§ **Short problem**: Return each entry exactly, with none missing.

§ **Input material**:

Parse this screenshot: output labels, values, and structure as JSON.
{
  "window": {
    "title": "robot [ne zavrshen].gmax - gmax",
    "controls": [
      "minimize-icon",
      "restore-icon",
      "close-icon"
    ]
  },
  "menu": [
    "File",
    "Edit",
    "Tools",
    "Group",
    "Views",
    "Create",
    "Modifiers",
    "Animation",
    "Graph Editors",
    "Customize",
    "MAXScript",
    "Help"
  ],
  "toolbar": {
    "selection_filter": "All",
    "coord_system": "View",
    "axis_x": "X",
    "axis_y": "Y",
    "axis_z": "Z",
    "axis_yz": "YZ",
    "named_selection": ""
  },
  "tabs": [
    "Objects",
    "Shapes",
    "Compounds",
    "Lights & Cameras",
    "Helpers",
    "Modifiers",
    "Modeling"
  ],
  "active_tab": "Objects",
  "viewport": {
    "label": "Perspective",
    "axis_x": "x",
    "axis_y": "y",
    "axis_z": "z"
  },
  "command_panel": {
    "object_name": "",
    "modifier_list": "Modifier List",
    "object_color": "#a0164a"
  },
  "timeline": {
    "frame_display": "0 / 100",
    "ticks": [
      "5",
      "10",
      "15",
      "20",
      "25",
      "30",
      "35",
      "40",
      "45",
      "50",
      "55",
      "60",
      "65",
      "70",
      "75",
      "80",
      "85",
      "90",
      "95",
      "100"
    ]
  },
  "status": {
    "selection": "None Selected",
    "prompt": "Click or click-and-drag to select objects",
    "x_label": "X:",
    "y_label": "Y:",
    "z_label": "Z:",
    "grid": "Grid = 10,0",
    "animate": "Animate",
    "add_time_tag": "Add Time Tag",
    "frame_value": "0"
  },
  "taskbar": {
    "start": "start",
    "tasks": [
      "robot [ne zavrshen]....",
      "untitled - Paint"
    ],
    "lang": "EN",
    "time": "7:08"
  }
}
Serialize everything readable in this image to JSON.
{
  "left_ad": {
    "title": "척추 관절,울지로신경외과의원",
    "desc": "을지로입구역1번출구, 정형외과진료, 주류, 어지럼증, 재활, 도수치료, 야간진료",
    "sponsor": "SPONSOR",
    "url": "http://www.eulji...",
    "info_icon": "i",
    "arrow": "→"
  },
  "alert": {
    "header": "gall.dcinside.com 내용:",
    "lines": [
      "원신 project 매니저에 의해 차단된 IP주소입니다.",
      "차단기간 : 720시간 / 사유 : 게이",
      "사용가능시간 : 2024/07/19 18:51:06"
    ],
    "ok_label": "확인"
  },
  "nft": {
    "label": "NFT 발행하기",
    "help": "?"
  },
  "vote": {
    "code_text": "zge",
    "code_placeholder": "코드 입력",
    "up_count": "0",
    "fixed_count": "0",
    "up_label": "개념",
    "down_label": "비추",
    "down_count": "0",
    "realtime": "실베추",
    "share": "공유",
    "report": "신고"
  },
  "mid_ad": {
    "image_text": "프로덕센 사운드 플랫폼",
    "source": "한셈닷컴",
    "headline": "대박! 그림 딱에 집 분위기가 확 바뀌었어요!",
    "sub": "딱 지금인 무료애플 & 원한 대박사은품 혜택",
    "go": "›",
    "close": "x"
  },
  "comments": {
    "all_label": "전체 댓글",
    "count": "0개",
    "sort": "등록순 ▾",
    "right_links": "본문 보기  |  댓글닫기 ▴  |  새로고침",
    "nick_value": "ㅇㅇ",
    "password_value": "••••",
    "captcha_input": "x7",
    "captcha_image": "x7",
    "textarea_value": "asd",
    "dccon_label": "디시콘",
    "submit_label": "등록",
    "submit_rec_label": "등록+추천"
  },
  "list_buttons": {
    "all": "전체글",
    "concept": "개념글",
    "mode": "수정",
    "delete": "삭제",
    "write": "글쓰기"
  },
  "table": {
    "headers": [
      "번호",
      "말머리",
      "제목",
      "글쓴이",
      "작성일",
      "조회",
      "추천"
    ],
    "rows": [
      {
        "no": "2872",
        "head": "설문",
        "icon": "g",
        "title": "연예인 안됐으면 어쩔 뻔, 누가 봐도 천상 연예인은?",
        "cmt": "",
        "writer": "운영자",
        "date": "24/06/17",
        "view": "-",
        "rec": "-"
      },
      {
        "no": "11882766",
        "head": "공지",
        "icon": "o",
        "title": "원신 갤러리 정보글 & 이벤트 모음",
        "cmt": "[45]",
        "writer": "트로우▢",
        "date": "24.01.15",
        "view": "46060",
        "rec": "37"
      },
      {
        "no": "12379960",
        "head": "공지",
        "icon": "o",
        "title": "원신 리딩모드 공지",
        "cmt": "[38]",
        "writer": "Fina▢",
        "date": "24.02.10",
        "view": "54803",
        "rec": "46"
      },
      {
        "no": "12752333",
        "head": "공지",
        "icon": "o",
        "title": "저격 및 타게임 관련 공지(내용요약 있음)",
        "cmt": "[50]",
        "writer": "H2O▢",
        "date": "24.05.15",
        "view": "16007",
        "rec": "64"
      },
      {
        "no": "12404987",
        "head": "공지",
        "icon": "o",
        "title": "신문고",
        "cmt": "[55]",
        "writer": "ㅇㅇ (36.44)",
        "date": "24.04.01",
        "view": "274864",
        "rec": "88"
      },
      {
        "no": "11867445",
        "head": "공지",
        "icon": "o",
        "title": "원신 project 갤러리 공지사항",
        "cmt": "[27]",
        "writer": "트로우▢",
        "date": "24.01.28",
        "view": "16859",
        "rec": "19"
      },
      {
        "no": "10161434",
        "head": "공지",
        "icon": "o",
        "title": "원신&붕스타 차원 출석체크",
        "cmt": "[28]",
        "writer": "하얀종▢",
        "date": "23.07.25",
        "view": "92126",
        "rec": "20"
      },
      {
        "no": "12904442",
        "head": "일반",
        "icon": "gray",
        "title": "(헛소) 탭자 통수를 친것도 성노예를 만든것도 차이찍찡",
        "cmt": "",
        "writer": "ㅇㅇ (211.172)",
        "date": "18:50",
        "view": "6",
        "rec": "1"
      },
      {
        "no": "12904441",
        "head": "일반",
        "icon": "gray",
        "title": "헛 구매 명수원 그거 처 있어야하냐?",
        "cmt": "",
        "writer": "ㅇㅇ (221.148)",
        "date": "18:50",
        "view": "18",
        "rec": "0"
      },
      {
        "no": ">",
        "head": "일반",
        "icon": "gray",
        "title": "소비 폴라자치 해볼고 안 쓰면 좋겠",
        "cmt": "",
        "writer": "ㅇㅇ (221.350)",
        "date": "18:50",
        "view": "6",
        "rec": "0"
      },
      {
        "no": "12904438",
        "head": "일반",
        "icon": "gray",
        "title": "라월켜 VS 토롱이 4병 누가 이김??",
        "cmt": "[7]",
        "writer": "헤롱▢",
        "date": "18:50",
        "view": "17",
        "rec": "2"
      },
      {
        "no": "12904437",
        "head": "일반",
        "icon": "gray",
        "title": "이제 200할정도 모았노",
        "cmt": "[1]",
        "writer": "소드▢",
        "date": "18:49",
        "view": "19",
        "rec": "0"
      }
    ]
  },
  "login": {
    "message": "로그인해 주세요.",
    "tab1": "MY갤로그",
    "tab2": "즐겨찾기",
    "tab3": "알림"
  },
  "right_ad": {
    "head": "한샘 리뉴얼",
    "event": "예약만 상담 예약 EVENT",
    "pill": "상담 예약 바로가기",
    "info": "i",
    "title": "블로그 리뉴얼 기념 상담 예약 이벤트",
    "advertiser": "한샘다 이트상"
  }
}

§ **Task response**:
Parse this screenshot: output labels, values, and structure as JSON.
{
  "window": {
    "title": "robot [ne zavrshen].gmax - gmax",
    "controls": [
      "minimize-icon",
      "restore-icon",
      "close-icon"
    ]
  },
  "menu": [
    "File",
    "Edit",
    "Tools",
    "Group",
    "Views",
    "Create",
    "Modifiers",
    "Animation",
    "Graph Editors",
    "Customize",
    "MAXScript",
    "Help"
  ],
  "toolbar": {
    "selection_filter": "All",
    "coord_system": "View",
    "axis_x": "X",
    "axis_y": "Y",
    "axis_z": "Z",
    "axis_yz": "YZ",
    "named_selection": ""
  },
  "tabs": [
    "Objects",
    "Shapes",
    "Compounds",
    "Lights & Cameras",
    "Helpers",
    "Modifiers",
    "Modeling"
  ],
  "active_tab": "Objects",
  "viewport": {
    "label": "Perspective",
    "axis_x": "x",
    "axis_y": "y",
    "axis_z": "z"
  },
  "command_panel": {
    "object_name": "",
    "modifier_list": "Modifier List",
    "object_color": "#a0164a"
  },
  "timeline": {
    "frame_display": "0 / 100",
    "ticks": [
      "5",
      "10",
      "15",
      "20",
      "25",
      "30",
      "35",
      "40",
      "45",
      "50",
      "55",
      "60",
      "65",
      "70",
      "75",
      "80",
      "85",
      "90",
      "95",
      "100"
    ]
  },
  "status": {
    "selection": "None Selected",
    "prompt": "Click or click-and-drag to select objects",
    "x_label": "X:",
    "y_label": "Y:",
    "z_label": "Z:",
    "grid": "Grid = 10,0",
    "animate": "Animate",
    "add_time_tag": "Add Time Tag",
    "frame_value": "0"
  },
  "taskbar": {
    "start": "start",
    "tasks": [
      "robot [ne zavrshen]....",
      "untitled - Paint"
    ],
    "lang": "EN",
    "time": "7:08"
  }
}
Serialize everything readable in this image to JSON.
{
  "left_ad": {
    "title": "척추 관절,울지로신경외과의원",
    "desc": "을지로입구역1번출구, 정형외과진료, 주류, 어지럼증, 재활, 도수치료, 야간진료",
    "sponsor": "SPONSOR",
    "url": "http://www.eulji...",
    "info_icon": "i",
    "arrow": "→"
  },
  "alert": {
    "header": "gall.dcinside.com 내용:",
    "lines": [
      "원신 project 매니저에 의해 차단된 IP주소입니다.",
      "차단기간 : 720시간 / 사유 : 게이",
      "사용가능시간 : 2024/07/19 18:51:06"
    ],
    "ok_label": "확인"
  },
  "nft": {
    "label": "NFT 발행하기",
    "help": "?"
  },
  "vote": {
    "code_text": "zge",
    "code_placeholder": "코드 입력",
    "up_count": "0",
    "fixed_count": "0",
    "up_label": "개념",
    "down_label": "비추",
    "down_count": "0",
    "realtime": "실베추",
    "share": "공유",
    "report": "신고"
  },
  "mid_ad": {
    "image_text": "프로덕센 사운드 플랫폼",
    "source": "한셈닷컴",
    "headline": "대박! 그림 딱에 집 분위기가 확 바뀌었어요!",
    "sub": "딱 지금인 무료애플 & 원한 대박사은품 혜택",
    "go": "›",
    "close": "x"
  },
  "comments": {
    "all_label": "전체 댓글",
    "count": "0개",
    "sort": "등록순 ▾",
    "right_links": "본문 보기  |  댓글닫기 ▴  |  새로고침",
    "nick_value": "ㅇㅇ",
    "password_value": "••••",
    "captcha_input": "x7",
    "captcha_image": "x7",
    "textarea_value": "asd",
    "dccon_label": "디시콘",
    "submit_label": "등록",
    "submit_rec_label": "등록+추천"
  },
  "list_buttons": {
    "all": "전체글",
    "concept": "개념글",
    "mode": "수정",
    "delete": "삭제",
    "write": "글쓰기"
  },
  "table": {
    "headers": [
      "번호",
      "말머리",
      "제목",
      "글쓴이",
      "작성일",
      "조회",
      "추천"
    ],
    "rows": [
      {
        "no": "2872",
        "head": "설문",
        "icon": "g",
        "title": "연예인 안됐으면 어쩔 뻔, 누가 봐도 천상 연예인은?",
        "cmt": "",
        "writer": "운영자",
        "date": "24/06/17",
        "view": "-",
        "rec": "-"
      },
      {
        "no": "11882766",
        "head": "공지",
        "icon": "o",
        "title": "원신 갤러리 정보글 & 이벤트 모음",
        "cmt": "[45]",
        "writer": "트로우▢",
        "date": "24.01.15",
        "view": "46060",
        "rec": "37"
      },
      {
        "no": "12379960",
        "head": "공지",
        "icon": "o",
        "title": "원신 리딩모드 공지",
        "cmt": "[38]",
        "writer": "Fina▢",
        "date": "24.02.10",
        "view": "54803",
        "rec": "46"
      },
      {
        "no": "12752333",
        "head": "공지",
        "icon": "o",
        "title": "저격 및 타게임 관련 공지(내용요약 있음)",
        "cmt": "[50]",
        "writer": "H2O▢",
        "date": "24.05.15",
        "view": "16007",
        "rec": "64"
      },
      {
        "no": "12404987",
        "head": "공지",
        "icon": "o",
        "title": "신문고",
        "cmt": "[55]",
        "writer": "ㅇㅇ (36.44)",
        "date": "24.04.01",
        "view": "274864",
        "rec": "88"
      },
      {
        "no": "11867445",
        "head": "공지",
        "icon": "o",
        "title": "원신 project 갤러리 공지사항",
        "cmt": "[27]",
        "writer": "트로우▢",
        "date": "24.01.28",
        "view": "16859",
        "rec": "19"
      },
      {
        "no": "10161434",
        "head": "공지",
        "icon": "o",
        "title": "원신&붕스타 차원 출석체크",
        "cmt": "[28]",
        "writer": "하얀종▢",
        "date": "23.07.25",
        "view": "92126",
        "rec": "20"
      },
      {
        "no": "12904442",
        "head": "일반",
        "icon": "gray",
        "title": "(헛소) 탭자 통수를 친것도 성노예를 만든것도 차이찍찡",
        "cmt": "",
        "writer": "ㅇㅇ (211.172)",
        "date": "18:50",
        "view": "6",
        "rec": "1"
      },
      {
        "no": "12904441",
        "head": "일반",
        "icon": "gray",
        "title": "헛 구매 명수원 그거 처 있어야하냐?",
        "cmt": "",
        "writer": "ㅇㅇ (221.148)",
        "date": "18:50",
        "view": "18",
        "rec": "0"
      },
      {
        "no": ">",
        "head": "일반",
        "icon": "gray",
        "title": "소비 폴라자치 해볼고 안 쓰면 좋겠",
        "cmt": "",
        "writer": "ㅇㅇ (221.350)",
        "date": "18:50",
        "view": "6",
        "rec": "0"
      },
      {
        "no": "12904438",
        "head": "일반",
        "icon": "gray",
        "title": "라월켜 VS 토롱이 4병 누가 이김??",
        "cmt": "[7]",
        "writer": "헤롱▢",
        "date": "18:50",
        "view": "17",
        "rec": "2"
      },
      {
        "no": "12904437",
        "head": "일반",
        "icon": "gray",
        "title": "이제 200할정도 모았노",
        "cmt": "[1]",
        "writer": "소드▢",
        "date": "18:49",
        "view": "19",
        "rec": "0"
      }
    ]
  },
  "login": {
    "message": "로그인해 주세요.",
    "tab1": "MY갤로그",
    "tab2": "즐겨찾기",
    "tab3": "알림"
  },
  "right_ad": {
    "head": "한샘 리뉴얼",
    "event": "예약만 상담 예약 EVENT",
    "pill": "상담 예약 바로가기",
    "info": "i",
    "title": "블로그 리뉴얼 기념 상담 예약 이벤트",
    "advertiser": "한샘다 이트상"
  }
}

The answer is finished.